== Records for the exercise ==

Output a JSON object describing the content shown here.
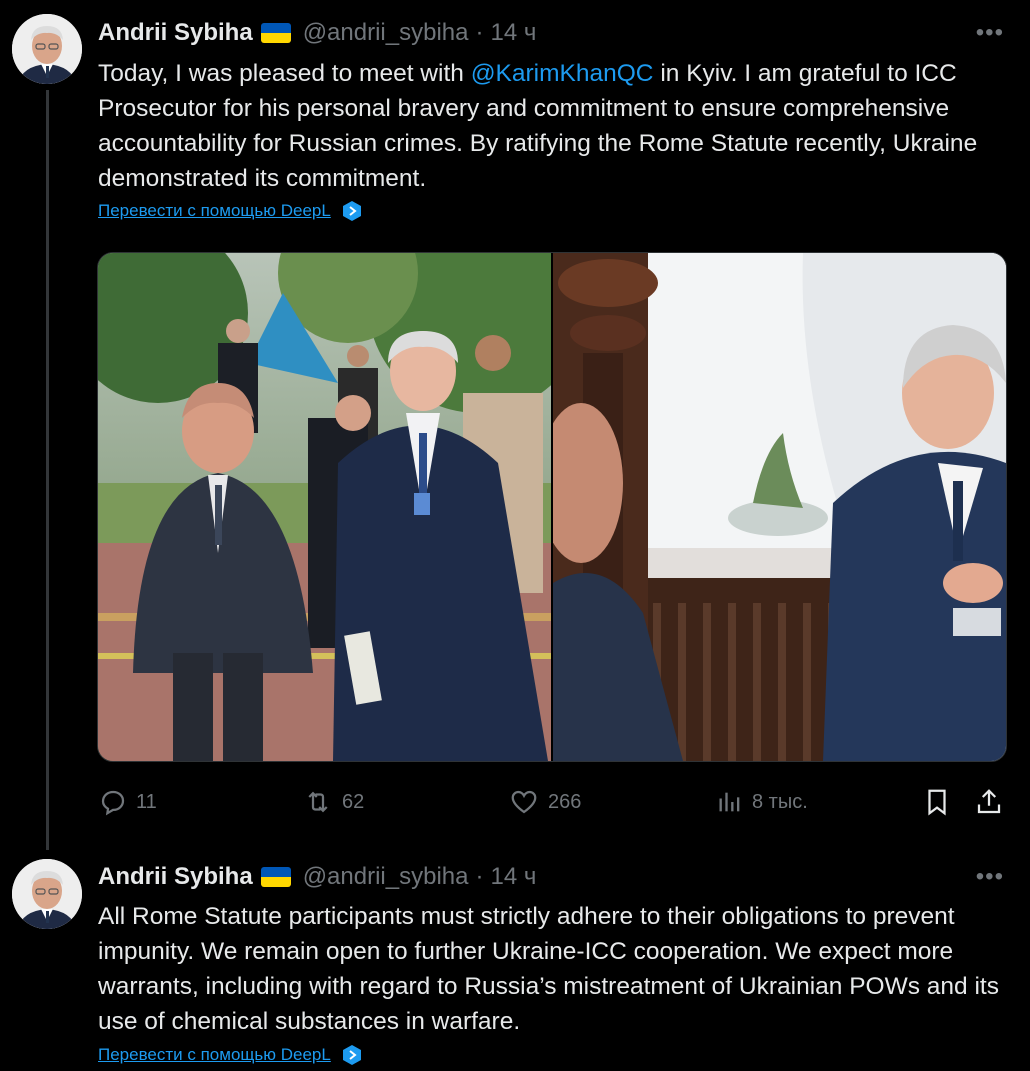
{
  "tweets": [
    {
      "author": {
        "name": "Andrii Sybiha",
        "handle": "@andrii_sybiha",
        "time": "14 ч",
        "flag_colors": [
          "#0057b7",
          "#ffd700"
        ]
      },
      "text_parts": {
        "before_mention": "Today, I was pleased to meet with ",
        "mention": "@KarimKhanQC",
        "after_mention": " in Kyiv. I am grateful to ICC Prosecutor for his personal bravery and commitment to ensure comprehensive accountability for Russian crimes. By ratifying the Rome Statute recently, Ukraine demonstrated its commitment."
      },
      "translate_label": "Перевести с помощью DeepL",
      "stats": {
        "replies": "11",
        "reposts": "62",
        "likes": "266",
        "views": "8 тыс."
      }
    },
    {
      "author": {
        "name": "Andrii Sybiha",
        "handle": "@andrii_sybiha",
        "time": "14 ч"
      },
      "text": "All Rome Statute participants must strictly adhere to their obligations to prevent impunity. We remain open to further Ukraine-ICC cooperation. We expect more warrants, including with regard to Russia’s mistreatment of Ukrainian POWs and its use of chemical substances in warfare.",
      "translate_label": "Перевести с помощью DeepL"
    }
  ],
  "more_label": "•••",
  "separator": "·",
  "icons": [
    "more-icon",
    "reply-icon",
    "repost-icon",
    "like-icon",
    "views-icon",
    "bookmark-icon",
    "share-icon",
    "deepl-icon"
  ],
  "colors": {
    "background": "#000000",
    "text": "#e7e9ea",
    "muted": "#71767b",
    "link": "#1d9bf0",
    "border": "#2f3336"
  }
}
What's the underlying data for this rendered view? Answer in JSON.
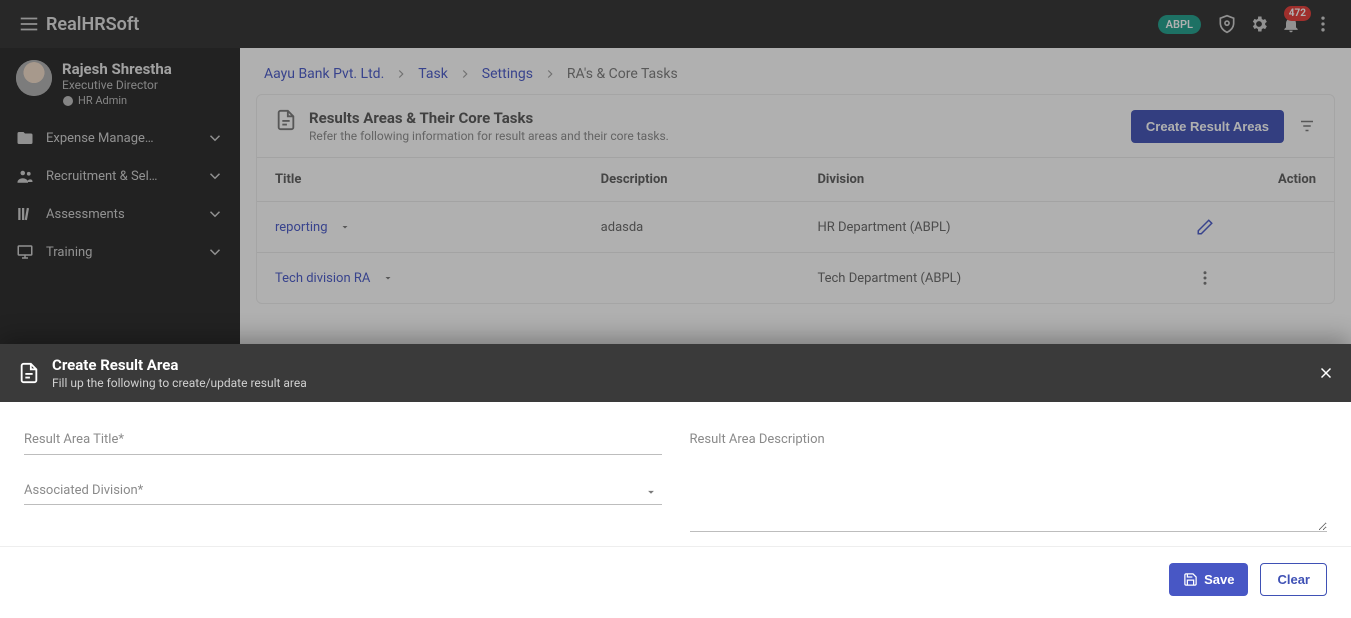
{
  "app": {
    "brand": "RealHRSoft",
    "org_chip": "ABPL",
    "notification_count": "472"
  },
  "profile": {
    "name": "Rajesh Shrestha",
    "role": "Executive Director",
    "tag": "HR Admin"
  },
  "sidebar": {
    "items": [
      {
        "label": "Expense Manage…",
        "icon": "folder-icon"
      },
      {
        "label": "Recruitment & Sel…",
        "icon": "people-icon"
      },
      {
        "label": "Assessments",
        "icon": "library-icon"
      },
      {
        "label": "Training",
        "icon": "presentation-icon"
      }
    ]
  },
  "breadcrumbs": {
    "items": [
      {
        "label": "Aayu Bank Pvt. Ltd.",
        "link": true
      },
      {
        "label": "Task",
        "link": true
      },
      {
        "label": "Settings",
        "link": true
      },
      {
        "label": "RA's & Core Tasks",
        "link": false
      }
    ]
  },
  "card": {
    "title": "Results Areas & Their Core Tasks",
    "subtitle": "Refer the following information for result areas and their core tasks.",
    "create_btn": "Create Result Areas"
  },
  "table": {
    "columns": {
      "title": "Title",
      "description": "Description",
      "division": "Division",
      "action": "Action"
    },
    "rows": [
      {
        "title": "reporting",
        "description": "adasda",
        "division": "HR Department (ABPL)",
        "action": "edit"
      },
      {
        "title": "Tech division RA",
        "description": "",
        "division": "Tech Department (ABPL)",
        "action": "more"
      }
    ]
  },
  "modal": {
    "title": "Create Result Area",
    "subtitle": "Fill up the following to create/update result area",
    "fields": {
      "title_label": "Result Area Title*",
      "division_label": "Associated Division*",
      "description_label": "Result Area Description",
      "title_value": "",
      "division_value": "",
      "description_value": ""
    },
    "buttons": {
      "save": "Save",
      "clear": "Clear"
    }
  }
}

===

▶ _Prompt_:
Without the pictures, repeat all the records word for word.

▶ _Full response_:
Output a JSON object describing the content shown here.
{
  "tweets": [
    {
      "author": {
        "name": "Andrii Sybiha",
        "handle": "@andrii_sybiha",
        "time": "14 ч",
        "flag_colors": [
          "#0057b7",
          "#ffd700"
        ]
      },
      "text_parts": {
        "before_mention": "Today, I was pleased to meet with ",
        "mention": "@KarimKhanQC",
        "after_mention": " in Kyiv. I am grateful to ICC Prosecutor for his personal bravery and commitment to ensure comprehensive accountability for Russian crimes. By ratifying the Rome Statute recently, Ukraine demonstrated its commitment."
      },
      "translate_label": "Перевести с помощью DeepL",
      "stats": {
        "replies": "11",
        "reposts": "62",
        "likes": "266",
        "views": "8 тыс."
      }
    },
    {
      "author": {
        "name": "Andrii Sybiha",
        "handle": "@andrii_sybiha",
        "time": "14 ч"
      },
      "text": "All Rome Statute participants must strictly adhere to their obligations to prevent impunity. We remain open to further Ukraine-ICC cooperation. We expect more warrants, including with regard to Russia’s mistreatment of Ukrainian POWs and its use of chemical substances in warfare.",
      "translate_label": "Перевести с помощью DeepL"
    }
  ],
  "more_label": "•••",
  "separator": "·",
  "icons": [
    "more-icon",
    "reply-icon",
    "repost-icon",
    "like-icon",
    "views-icon",
    "bookmark-icon",
    "share-icon",
    "deepl-icon"
  ],
  "colors": {
    "background": "#000000",
    "text": "#e7e9ea",
    "muted": "#71767b",
    "link": "#1d9bf0",
    "border": "#2f3336"
  }
}
What's the underlying data for this rendered view? Answer in JSON.
{
  "app": {
    "brand": "RealHRSoft",
    "org_chip": "ABPL",
    "notification_count": "472"
  },
  "profile": {
    "name": "Rajesh Shrestha",
    "role": "Executive Director",
    "tag": "HR Admin"
  },
  "sidebar": {
    "items": [
      {
        "label": "Expense Manage…",
        "icon": "folder-icon"
      },
      {
        "label": "Recruitment & Sel…",
        "icon": "people-icon"
      },
      {
        "label": "Assessments",
        "icon": "library-icon"
      },
      {
        "label": "Training",
        "icon": "presentation-icon"
      }
    ]
  },
  "breadcrumbs": {
    "items": [
      {
        "label": "Aayu Bank Pvt. Ltd.",
        "link": true
      },
      {
        "label": "Task",
        "link": true
      },
      {
        "label": "Settings",
        "link": true
      },
      {
        "label": "RA's & Core Tasks",
        "link": false
      }
    ]
  },
  "card": {
    "title": "Results Areas & Their Core Tasks",
    "subtitle": "Refer the following information for result areas and their core tasks.",
    "create_btn": "Create Result Areas"
  },
  "table": {
    "columns": {
      "title": "Title",
      "description": "Description",
      "division": "Division",
      "action": "Action"
    },
    "rows": [
      {
        "title": "reporting",
        "description": "adasda",
        "division": "HR Department (ABPL)",
        "action": "edit"
      },
      {
        "title": "Tech division RA",
        "description": "",
        "division": "Tech Department (ABPL)",
        "action": "more"
      }
    ]
  },
  "modal": {
    "title": "Create Result Area",
    "subtitle": "Fill up the following to create/update result area",
    "fields": {
      "title_label": "Result Area Title*",
      "division_label": "Associated Division*",
      "description_label": "Result Area Description",
      "title_value": "",
      "division_value": "",
      "description_value": ""
    },
    "buttons": {
      "save": "Save",
      "clear": "Clear"
    }
  }
}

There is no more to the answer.